Look through the listing for the word "this". Copy each line that has it.
--- Begin EXCERPTED DATA ---
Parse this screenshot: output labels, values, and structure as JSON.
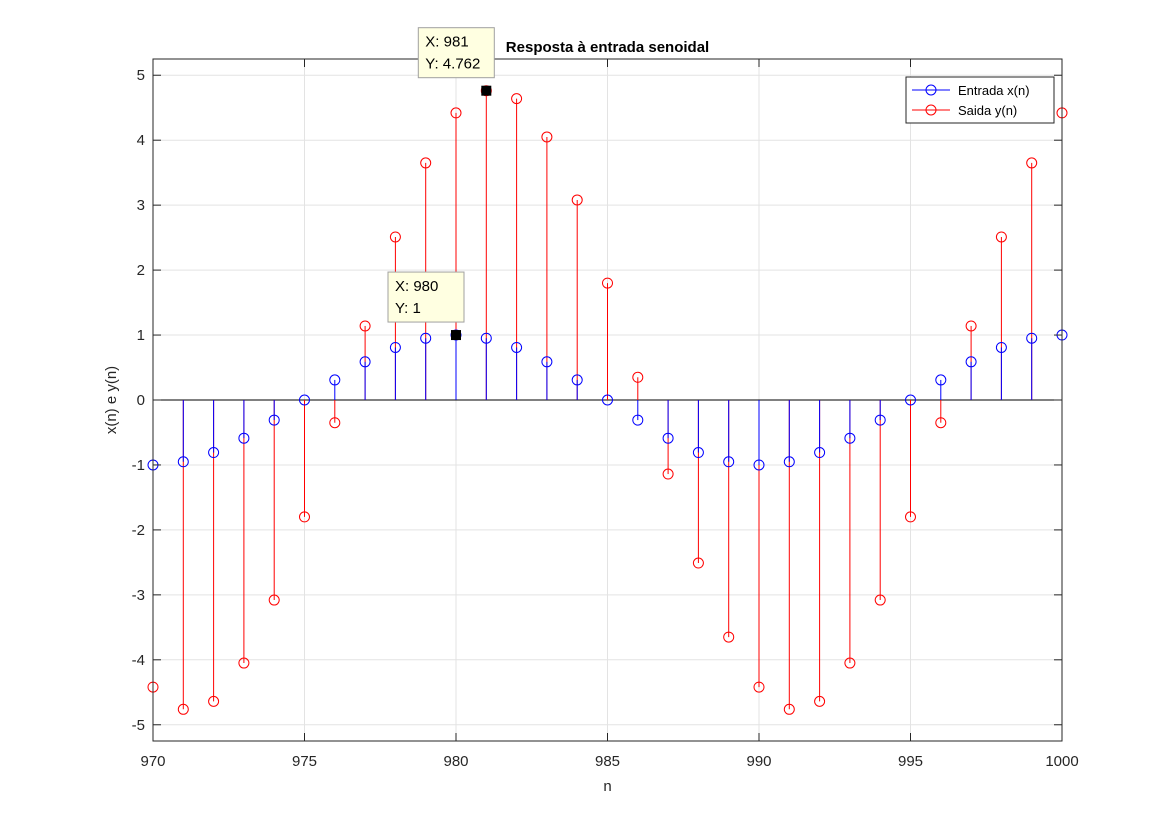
{
  "chart_data": {
    "type": "stem",
    "title": "Resposta à entrada senoidal",
    "xlabel": "n",
    "ylabel": "x(n) e y(n)",
    "xlim": [
      970,
      1000
    ],
    "ylim": [
      -5.25,
      5.25
    ],
    "grid": true,
    "legend_position": "top-right",
    "xticks": [
      "970",
      "975",
      "980",
      "985",
      "990",
      "995",
      "1000"
    ],
    "yticks": [
      "5",
      "4",
      "3",
      "2",
      "1",
      "0",
      "-1",
      "-2",
      "-3",
      "-4",
      "-5"
    ],
    "x": [
      970,
      971,
      972,
      973,
      974,
      975,
      976,
      977,
      978,
      979,
      980,
      981,
      982,
      983,
      984,
      985,
      986,
      987,
      988,
      989,
      990,
      991,
      992,
      993,
      994,
      995,
      996,
      997,
      998,
      999,
      1000
    ],
    "series": [
      {
        "name": "Entrada x(n)",
        "color": "#0000ff",
        "values": [
          -1,
          -0.951,
          -0.809,
          -0.588,
          -0.309,
          0,
          0.309,
          0.588,
          0.809,
          0.951,
          1,
          0.951,
          0.809,
          0.588,
          0.309,
          0,
          -0.309,
          -0.588,
          -0.809,
          -0.951,
          -1,
          -0.951,
          -0.809,
          -0.588,
          -0.309,
          0,
          0.309,
          0.588,
          0.809,
          0.951,
          1
        ]
      },
      {
        "name": "Saida y(n)",
        "color": "#ff0000",
        "values": [
          -4.42,
          -4.762,
          -4.64,
          -4.05,
          -3.08,
          -1.8,
          -0.35,
          1.14,
          2.51,
          3.65,
          4.42,
          4.762,
          4.64,
          4.05,
          3.08,
          1.8,
          0.35,
          -1.14,
          -2.51,
          -3.65,
          -4.42,
          -4.762,
          -4.64,
          -4.05,
          -3.08,
          -1.8,
          -0.35,
          1.14,
          2.51,
          3.65,
          4.42
        ]
      }
    ],
    "datatips": [
      {
        "x": 981,
        "y": 4.762,
        "line1": "X: 981",
        "line2": "Y: 4.762"
      },
      {
        "x": 980,
        "y": 1,
        "line1": "X: 980",
        "line2": "Y: 1"
      }
    ]
  }
}
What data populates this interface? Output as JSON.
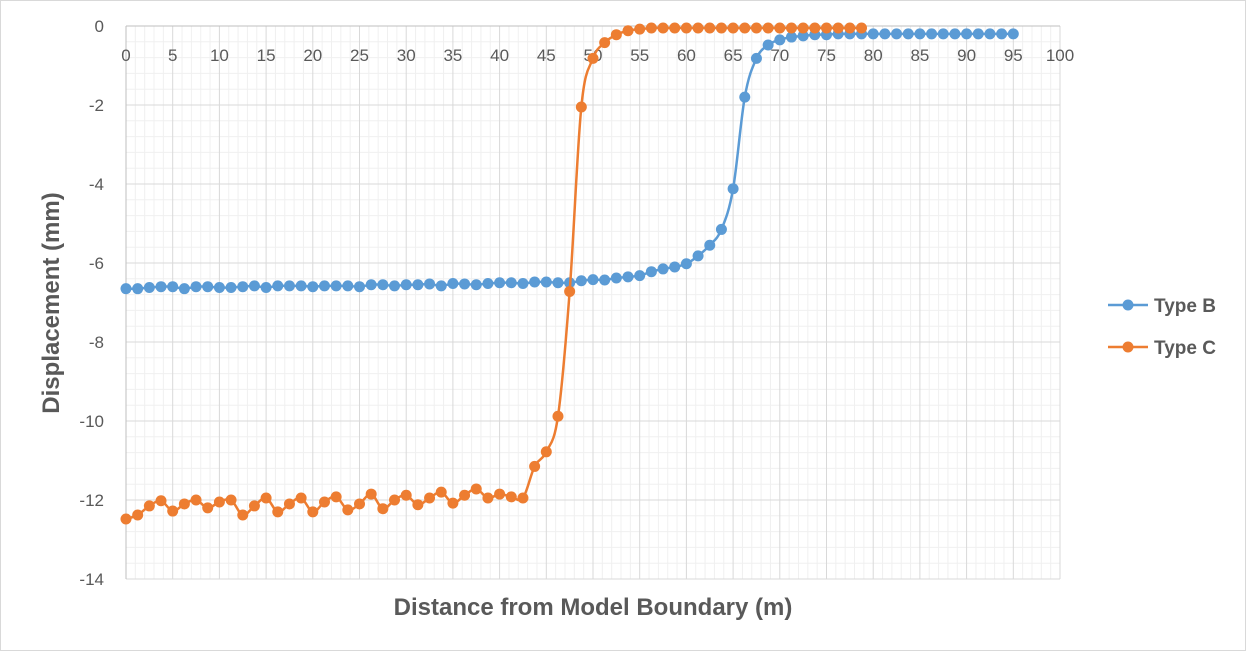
{
  "chart_data": {
    "type": "scatter",
    "title": "",
    "xlabel": "Distance from Model Boundary (m)",
    "ylabel": "Displacement (mm)",
    "xlim": [
      0,
      100
    ],
    "ylim": [
      -14,
      0
    ],
    "x_major_step": 5,
    "x_minor_step": 1,
    "y_major_step": 2,
    "y_minor_step": 0.4,
    "x_ticks": [
      "0",
      "5",
      "10",
      "15",
      "20",
      "25",
      "30",
      "35",
      "40",
      "45",
      "50",
      "55",
      "60",
      "65",
      "70",
      "75",
      "80",
      "85",
      "90",
      "95",
      "100"
    ],
    "y_ticks": [
      "0",
      "-2",
      "-4",
      "-6",
      "-8",
      "-10",
      "-12",
      "-14"
    ],
    "grid": true,
    "legend_position": "right",
    "series": [
      {
        "name": "Type B",
        "color": "#5B9BD5",
        "x": [
          0,
          1.25,
          2.5,
          3.75,
          5,
          6.25,
          7.5,
          8.75,
          10,
          11.25,
          12.5,
          13.75,
          15,
          16.25,
          17.5,
          18.75,
          20,
          21.25,
          22.5,
          23.75,
          25,
          26.25,
          27.5,
          28.75,
          30,
          31.25,
          32.5,
          33.75,
          35,
          36.25,
          37.5,
          38.75,
          40,
          41.25,
          42.5,
          43.75,
          45,
          46.25,
          47.5,
          48.75,
          50,
          51.25,
          52.5,
          53.75,
          55,
          56.25,
          57.5,
          58.75,
          60,
          61.25,
          62.5,
          63.75,
          65,
          66.25,
          67.5,
          68.75,
          70,
          71.25,
          72.5,
          73.75,
          75,
          76.25,
          77.5,
          78.75,
          80,
          81.25,
          82.5,
          83.75,
          85,
          86.25,
          87.5,
          88.75,
          90,
          91.25,
          92.5,
          93.75,
          95
        ],
        "y": [
          -6.65,
          -6.65,
          -6.62,
          -6.6,
          -6.6,
          -6.65,
          -6.6,
          -6.6,
          -6.62,
          -6.62,
          -6.6,
          -6.58,
          -6.62,
          -6.58,
          -6.58,
          -6.58,
          -6.6,
          -6.58,
          -6.58,
          -6.58,
          -6.6,
          -6.55,
          -6.55,
          -6.58,
          -6.55,
          -6.55,
          -6.53,
          -6.58,
          -6.52,
          -6.53,
          -6.55,
          -6.52,
          -6.5,
          -6.5,
          -6.52,
          -6.48,
          -6.48,
          -6.5,
          -6.5,
          -6.45,
          -6.42,
          -6.43,
          -6.38,
          -6.35,
          -6.32,
          -6.22,
          -6.15,
          -6.1,
          -6.02,
          -5.82,
          -5.55,
          -5.15,
          -4.12,
          -1.8,
          -0.82,
          -0.48,
          -0.35,
          -0.28,
          -0.25,
          -0.22,
          -0.22,
          -0.2,
          -0.2,
          -0.2,
          -0.2,
          -0.2,
          -0.2,
          -0.2,
          -0.2,
          -0.2,
          -0.2,
          -0.2,
          -0.2,
          -0.2,
          -0.2,
          -0.2,
          -0.2
        ]
      },
      {
        "name": "Type C",
        "color": "#ED7D31",
        "x": [
          0,
          1.25,
          2.5,
          3.75,
          5,
          6.25,
          7.5,
          8.75,
          10,
          11.25,
          12.5,
          13.75,
          15,
          16.25,
          17.5,
          18.75,
          20,
          21.25,
          22.5,
          23.75,
          25,
          26.25,
          27.5,
          28.75,
          30,
          31.25,
          32.5,
          33.75,
          35,
          36.25,
          37.5,
          38.75,
          40,
          41.25,
          42.5,
          43.75,
          45,
          46.25,
          47.5,
          48.75,
          50,
          51.25,
          52.5,
          53.75,
          55,
          56.25,
          57.5,
          58.75,
          60,
          61.25,
          62.5,
          63.75,
          65,
          66.25,
          67.5,
          68.75,
          70,
          71.25,
          72.5,
          73.75,
          75,
          76.25,
          77.5,
          78.75
        ],
        "y": [
          -12.48,
          -12.38,
          -12.15,
          -12.02,
          -12.28,
          -12.1,
          -12.0,
          -12.2,
          -12.05,
          -12.0,
          -12.38,
          -12.15,
          -11.95,
          -12.3,
          -12.1,
          -11.95,
          -12.3,
          -12.05,
          -11.92,
          -12.25,
          -12.1,
          -11.85,
          -12.22,
          -12.0,
          -11.88,
          -12.12,
          -11.95,
          -11.8,
          -12.08,
          -11.88,
          -11.72,
          -11.95,
          -11.85,
          -11.92,
          -11.95,
          -11.15,
          -10.78,
          -9.88,
          -6.72,
          -2.05,
          -0.82,
          -0.42,
          -0.22,
          -0.12,
          -0.08,
          -0.05,
          -0.05,
          -0.05,
          -0.05,
          -0.05,
          -0.05,
          -0.05,
          -0.05,
          -0.05,
          -0.05,
          -0.05,
          -0.05,
          -0.05,
          -0.05,
          -0.05,
          -0.05,
          -0.05,
          -0.05,
          -0.05
        ]
      }
    ]
  }
}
--- End EXCERPTED DATA ---
- **EXERCISE RESPONSE**
Parse this screenshot: output labels, values, and structure as JSON.
What data populates this interface? Output as JSON.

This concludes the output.